Task statement:
Repeat the whole listing exactly.

++++++++

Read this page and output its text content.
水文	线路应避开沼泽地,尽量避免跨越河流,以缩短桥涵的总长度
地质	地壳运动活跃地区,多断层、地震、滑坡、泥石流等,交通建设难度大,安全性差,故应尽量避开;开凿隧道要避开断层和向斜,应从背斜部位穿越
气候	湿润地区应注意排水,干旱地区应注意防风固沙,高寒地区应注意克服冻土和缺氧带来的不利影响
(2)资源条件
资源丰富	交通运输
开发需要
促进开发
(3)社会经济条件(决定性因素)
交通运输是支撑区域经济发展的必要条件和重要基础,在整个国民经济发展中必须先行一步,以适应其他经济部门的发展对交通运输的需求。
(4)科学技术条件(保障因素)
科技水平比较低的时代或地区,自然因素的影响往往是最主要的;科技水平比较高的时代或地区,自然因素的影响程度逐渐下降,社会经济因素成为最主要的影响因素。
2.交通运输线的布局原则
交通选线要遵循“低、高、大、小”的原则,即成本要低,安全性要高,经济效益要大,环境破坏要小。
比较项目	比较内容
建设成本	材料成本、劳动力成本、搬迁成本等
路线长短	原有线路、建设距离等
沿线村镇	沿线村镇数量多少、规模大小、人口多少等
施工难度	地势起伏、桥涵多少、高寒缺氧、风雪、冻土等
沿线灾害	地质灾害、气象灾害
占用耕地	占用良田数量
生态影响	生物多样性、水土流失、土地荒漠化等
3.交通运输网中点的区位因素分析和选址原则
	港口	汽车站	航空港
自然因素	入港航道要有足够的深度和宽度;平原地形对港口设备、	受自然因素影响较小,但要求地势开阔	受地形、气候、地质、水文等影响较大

++++++++

Output below:
Read this page and output its text content.
水文	线路应避开沼泽地,尽量避免跨越河流,以缩短桥涵的总长度
地质	地壳运动活跃地区,多断层、地震、滑坡、泥石流等,交通建设难度大,安全性差,故应尽量避开;开凿隧道要避开断层和向斜,应从背斜部位穿越
气候	湿润地区应注意排水,干旱地区应注意防风固沙,高寒地区应注意克服冻土和缺氧带来的不利影响
(2)资源条件
资源丰富	交通运输
开发需要
促进开发
(3)社会经济条件(决定性因素)
交通运输是支撑区域经济发展的必要条件和重要基础,在整个国民经济发展中必须先行一步,以适应其他经济部门的发展对交通运输的需求。
(4)科学技术条件(保障因素)
科技水平比较低的时代或地区,自然因素的影响往往是最主要的;科技水平比较高的时代或地区,自然因素的影响程度逐渐下降,社会经济因素成为最主要的影响因素。
2.交通运输线的布局原则
交通选线要遵循“低、高、大、小”的原则,即成本要低,安全性要高,经济效益要大,环境破坏要小。
比较项目	比较内容
建设成本	材料成本、劳动力成本、搬迁成本等
路线长短	原有线路、建设距离等
沿线村镇	沿线村镇数量多少、规模大小、人口多少等
施工难度	地势起伏、桥涵多少、高寒缺氧、风雪、冻土等
沿线灾害	地质灾害、气象灾害
占用耕地	占用良田数量
生态影响	生物多样性、水土流失、土地荒漠化等
3.交通运输网中点的区位因素分析和选址原则
	港口	汽车站	航空港
自然因素	入港航道要有足够的深度和宽度;平原地形对港口设备、	受自然因素影响较小,但要求地势开阔	受地形、气候、地质、水文等影响较大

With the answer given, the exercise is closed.